* [EXERCISE DESCRIPTION]:
Give an exact transcription of every line, dropping the images.

Items from a dataset
########

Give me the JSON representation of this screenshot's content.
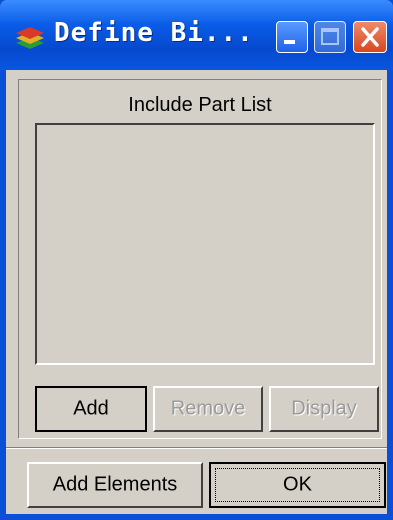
{
  "window": {
    "title": "Define Bi...",
    "app_icon": "layers-icon",
    "controls": {
      "minimize": "minimize-icon",
      "maximize": "maximize-icon",
      "close": "close-icon"
    }
  },
  "group": {
    "title": "Include Part List",
    "list_items": []
  },
  "buttons": {
    "add": "Add",
    "remove": "Remove",
    "display": "Display",
    "add_elements": "Add Elements",
    "ok": "OK"
  },
  "colors": {
    "titlebar": "#0a5ce6",
    "face": "#d4d0c8",
    "close": "#d8461f"
  }
}
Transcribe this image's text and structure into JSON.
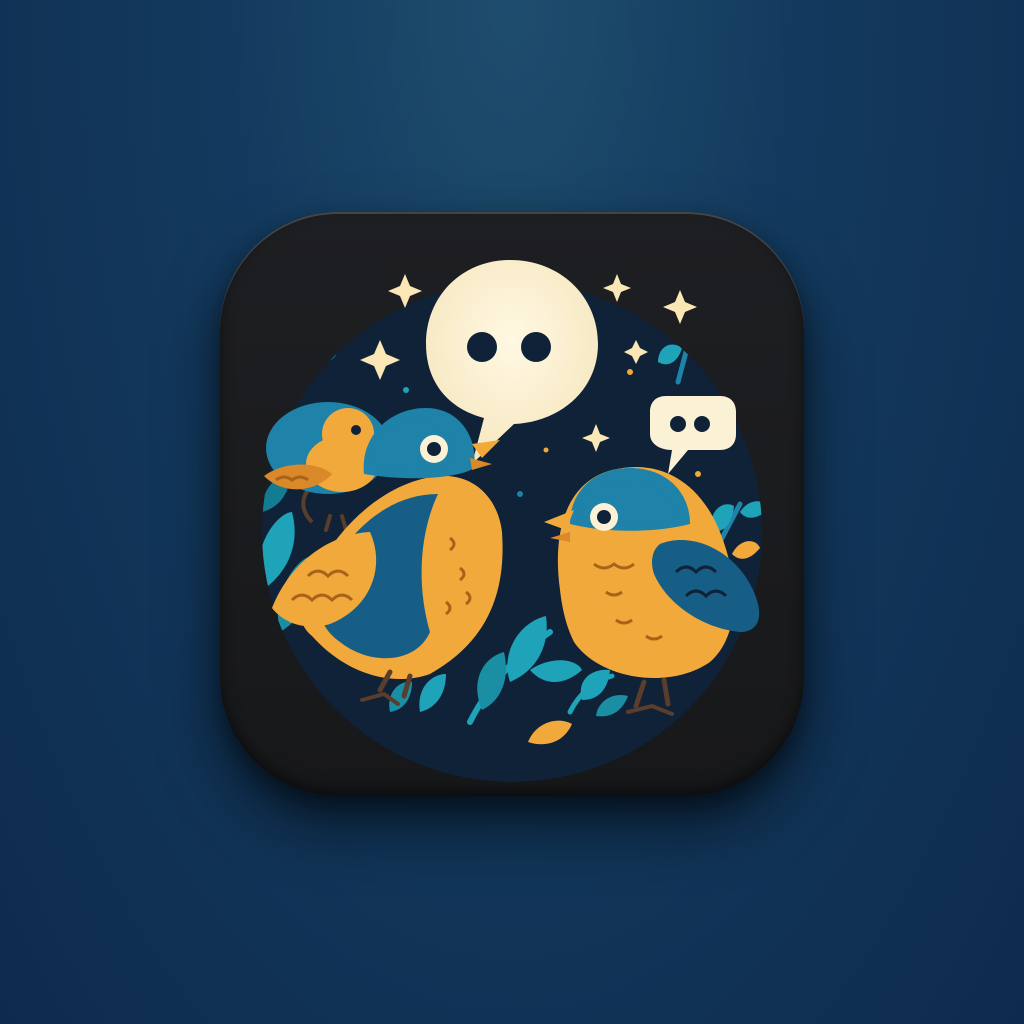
{
  "icon": {
    "theme": "chat-birds",
    "colors": {
      "background_top": "#1f4d6e",
      "background_bottom": "#0e2b4d",
      "tile": "#1b1c1f",
      "scene_backdrop": "#0f2238",
      "bird_blue": "#1f82a8",
      "bird_blue_dark": "#175e86",
      "bird_orange": "#f2a93b",
      "bird_orange_dark": "#d9882a",
      "leaf_teal": "#1fa3b8",
      "bubble_cream": "#fbf1d4",
      "sparkle": "#fbe7b5"
    },
    "elements": {
      "large_bubble": "speech-bubble-icon",
      "small_bubble": "speech-bubble-icon",
      "birds": [
        "bird-icon",
        "bird-icon",
        "bird-icon"
      ],
      "sparkles": "sparkle-icon",
      "leaves": "leaf-icon"
    }
  }
}
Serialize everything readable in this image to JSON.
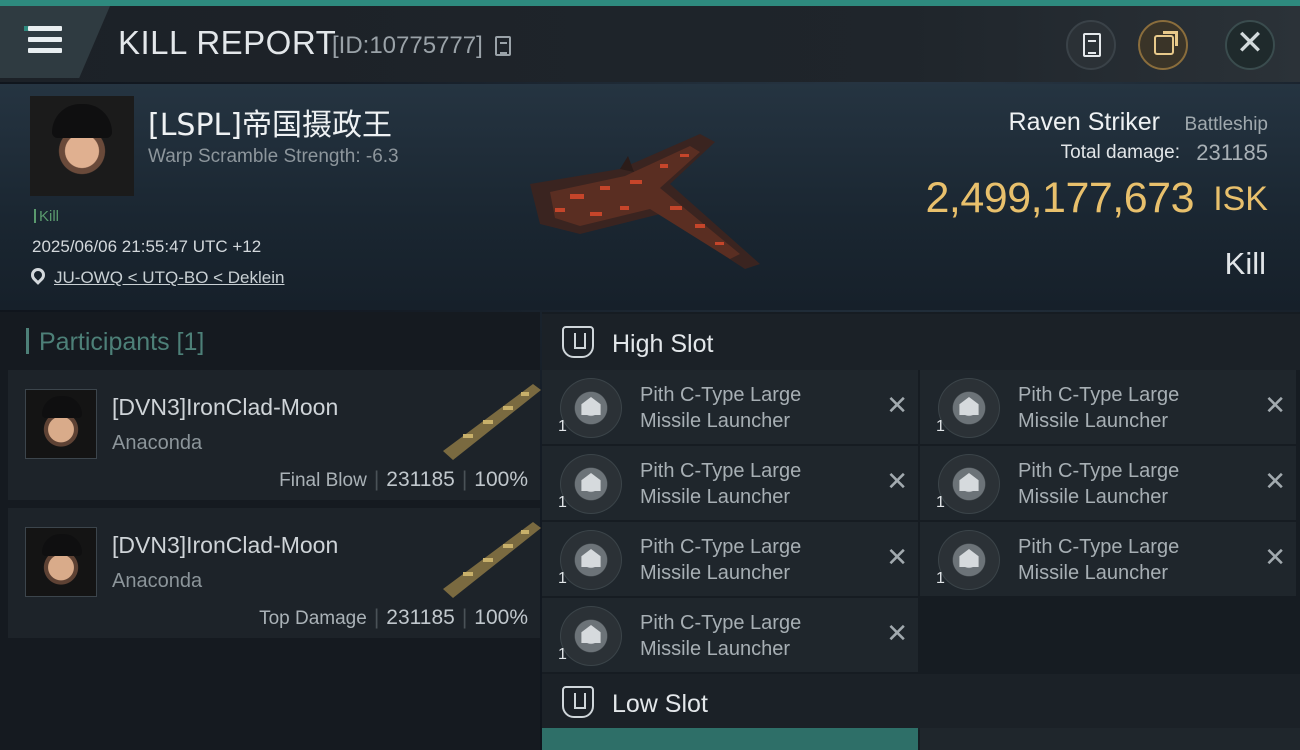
{
  "header": {
    "title": "KILL REPORT",
    "report_id": "[ID:10775777]"
  },
  "victim": {
    "name": "[LSPL]帝国摄政王",
    "warp_scramble": "Warp Scramble Strength: -6.3",
    "tag": "Kill",
    "timestamp": "2025/06/06 21:55:47 UTC +12",
    "location": "JU-OWQ < UTQ-BO < Deklein",
    "ship_name": "Raven Striker",
    "ship_class": "Battleship",
    "total_damage_label": "Total damage:",
    "total_damage": "231185",
    "isk_value": "2,499,177,673",
    "isk_unit": "ISK",
    "result": "Kill"
  },
  "participants": {
    "heading": "Participants [1]",
    "items": [
      {
        "name": "[DVN3]IronClad-Moon",
        "ship": "Anaconda",
        "role": "Final Blow",
        "damage": "231185",
        "percent": "100%"
      },
      {
        "name": "[DVN3]IronClad-Moon",
        "ship": "Anaconda",
        "role": "Top Damage",
        "damage": "231185",
        "percent": "100%"
      }
    ]
  },
  "fittings": {
    "high_slot_title": "High Slot",
    "low_slot_title": "Low Slot",
    "high_modules": [
      {
        "line1": "Pith C-Type Large",
        "line2": "Missile Launcher",
        "qty": "1"
      },
      {
        "line1": "Pith C-Type Large",
        "line2": "Missile Launcher",
        "qty": "1"
      },
      {
        "line1": "Pith C-Type Large",
        "line2": "Missile Launcher",
        "qty": "1"
      },
      {
        "line1": "Pith C-Type Large",
        "line2": "Missile Launcher",
        "qty": "1"
      },
      {
        "line1": "Pith C-Type Large",
        "line2": "Missile Launcher",
        "qty": "1"
      },
      {
        "line1": "Pith C-Type Large",
        "line2": "Missile Launcher",
        "qty": "1"
      },
      {
        "line1": "Pith C-Type Large",
        "line2": "Missile Launcher",
        "qty": "1"
      }
    ]
  },
  "icons": {
    "menu": "hamburger-icon",
    "copy": "copy-icon",
    "doc": "document-icon",
    "share": "share-icon",
    "close": "close-icon",
    "location": "location-pin-icon",
    "slot": "slot-icon"
  },
  "colors": {
    "accent": "#2e8a7e",
    "isk": "#e8c06c",
    "kill_tag": "#5a9a6e"
  }
}
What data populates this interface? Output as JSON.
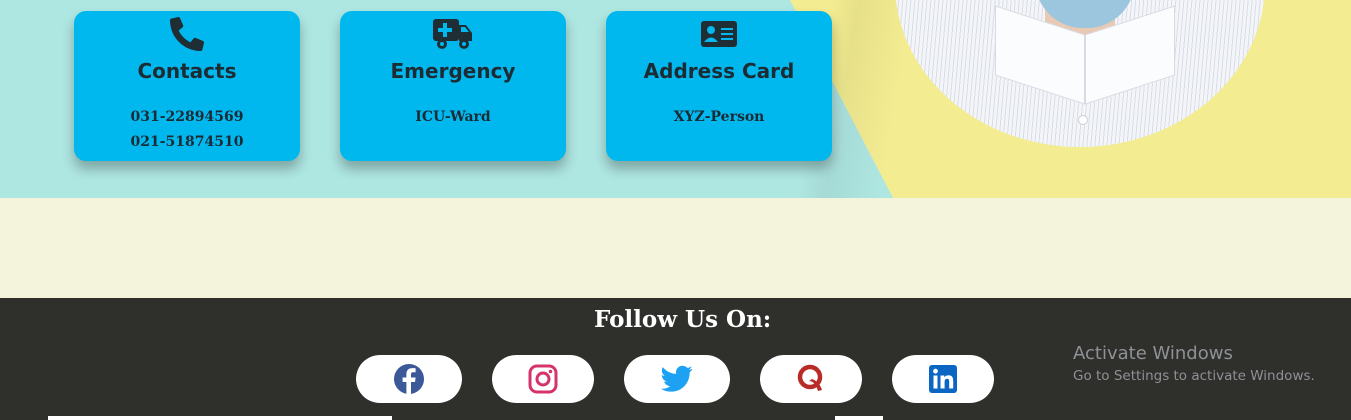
{
  "cards": [
    {
      "icon": "phone-icon",
      "title": "Contacts",
      "lines": [
        "031-22894569",
        "021-51874510"
      ]
    },
    {
      "icon": "ambulance-icon",
      "title": "Emergency",
      "lines": [
        "ICU-Ward"
      ]
    },
    {
      "icon": "address-card-icon",
      "title": "Address Card",
      "lines": [
        "XYZ-Person"
      ]
    }
  ],
  "footer": {
    "heading": "Follow Us On:",
    "social": [
      {
        "name": "facebook-icon",
        "color": "#3b5998"
      },
      {
        "name": "instagram-icon",
        "color": "#d6336c"
      },
      {
        "name": "twitter-icon",
        "color": "#1da1f2"
      },
      {
        "name": "quora-icon",
        "color": "#b92b27"
      },
      {
        "name": "linkedin-icon",
        "color": "#0a66c2"
      }
    ]
  },
  "watermark": {
    "title": "Activate Windows",
    "subtitle": "Go to Settings to activate Windows."
  },
  "colors": {
    "card_bg": "#00b7ee",
    "hero_teal": "#aee6e2",
    "hero_yellow": "#f3ec91",
    "middle_bg": "#f4f4dc",
    "footer_bg": "#2f2f2b"
  }
}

########

* [OUTPUT OF THE TASK]:
Give me the JSON representation of this screenshot's content.
{
  "window": {
    "title": "Define Bi...",
    "app_icon": "layers-icon",
    "controls": {
      "minimize": "minimize-icon",
      "maximize": "maximize-icon",
      "close": "close-icon"
    }
  },
  "group": {
    "title": "Include Part List",
    "list_items": []
  },
  "buttons": {
    "add": "Add",
    "remove": "Remove",
    "display": "Display",
    "add_elements": "Add Elements",
    "ok": "OK"
  },
  "colors": {
    "titlebar": "#0a5ce6",
    "face": "#d4d0c8",
    "close": "#d8461f"
  }
}
Transcribe this image's text and structure into JSON.
{
  "icon": {
    "theme": "chat-birds",
    "colors": {
      "background_top": "#1f4d6e",
      "background_bottom": "#0e2b4d",
      "tile": "#1b1c1f",
      "scene_backdrop": "#0f2238",
      "bird_blue": "#1f82a8",
      "bird_blue_dark": "#175e86",
      "bird_orange": "#f2a93b",
      "bird_orange_dark": "#d9882a",
      "leaf_teal": "#1fa3b8",
      "bubble_cream": "#fbf1d4",
      "sparkle": "#fbe7b5"
    },
    "elements": {
      "large_bubble": "speech-bubble-icon",
      "small_bubble": "speech-bubble-icon",
      "birds": [
        "bird-icon",
        "bird-icon",
        "bird-icon"
      ],
      "sparkles": "sparkle-icon",
      "leaves": "leaf-icon"
    }
  }
}
Serialize everything readable in this image to JSON.
{
  "header": {
    "title": "KILL REPORT",
    "report_id": "[ID:10775777]"
  },
  "victim": {
    "name": "[LSPL]帝国摄政王",
    "warp_scramble": "Warp Scramble Strength: -6.3",
    "tag": "Kill",
    "timestamp": "2025/06/06 21:55:47 UTC +12",
    "location": "JU-OWQ < UTQ-BO < Deklein",
    "ship_name": "Raven Striker",
    "ship_class": "Battleship",
    "total_damage_label": "Total damage:",
    "total_damage": "231185",
    "isk_value": "2,499,177,673",
    "isk_unit": "ISK",
    "result": "Kill"
  },
  "participants": {
    "heading": "Participants [1]",
    "items": [
      {
        "name": "[DVN3]IronClad-Moon",
        "ship": "Anaconda",
        "role": "Final Blow",
        "damage": "231185",
        "percent": "100%"
      },
      {
        "name": "[DVN3]IronClad-Moon",
        "ship": "Anaconda",
        "role": "Top Damage",
        "damage": "231185",
        "percent": "100%"
      }
    ]
  },
  "fittings": {
    "high_slot_title": "High Slot",
    "low_slot_title": "Low Slot",
    "high_modules": [
      {
        "line1": "Pith C-Type Large",
        "line2": "Missile Launcher",
        "qty": "1"
      },
      {
        "line1": "Pith C-Type Large",
        "line2": "Missile Launcher",
        "qty": "1"
      },
      {
        "line1": "Pith C-Type Large",
        "line2": "Missile Launcher",
        "qty": "1"
      },
      {
        "line1": "Pith C-Type Large",
        "line2": "Missile Launcher",
        "qty": "1"
      },
      {
        "line1": "Pith C-Type Large",
        "line2": "Missile Launcher",
        "qty": "1"
      },
      {
        "line1": "Pith C-Type Large",
        "line2": "Missile Launcher",
        "qty": "1"
      },
      {
        "line1": "Pith C-Type Large",
        "line2": "Missile Launcher",
        "qty": "1"
      }
    ]
  },
  "icons": {
    "menu": "hamburger-icon",
    "copy": "copy-icon",
    "doc": "document-icon",
    "share": "share-icon",
    "close": "close-icon",
    "location": "location-pin-icon",
    "slot": "slot-icon"
  },
  "colors": {
    "accent": "#2e8a7e",
    "isk": "#e8c06c",
    "kill_tag": "#5a9a6e"
  }
}
What data populates this interface? Output as JSON.
{
  "cards": [
    {
      "icon": "phone-icon",
      "title": "Contacts",
      "lines": [
        "031-22894569",
        "021-51874510"
      ]
    },
    {
      "icon": "ambulance-icon",
      "title": "Emergency",
      "lines": [
        "ICU-Ward"
      ]
    },
    {
      "icon": "address-card-icon",
      "title": "Address Card",
      "lines": [
        "XYZ-Person"
      ]
    }
  ],
  "footer": {
    "heading": "Follow Us On:",
    "social": [
      {
        "name": "facebook-icon",
        "color": "#3b5998"
      },
      {
        "name": "instagram-icon",
        "color": "#d6336c"
      },
      {
        "name": "twitter-icon",
        "color": "#1da1f2"
      },
      {
        "name": "quora-icon",
        "color": "#b92b27"
      },
      {
        "name": "linkedin-icon",
        "color": "#0a66c2"
      }
    ]
  },
  "watermark": {
    "title": "Activate Windows",
    "subtitle": "Go to Settings to activate Windows."
  },
  "colors": {
    "card_bg": "#00b7ee",
    "hero_teal": "#aee6e2",
    "hero_yellow": "#f3ec91",
    "middle_bg": "#f4f4dc",
    "footer_bg": "#2f2f2b"
  }
}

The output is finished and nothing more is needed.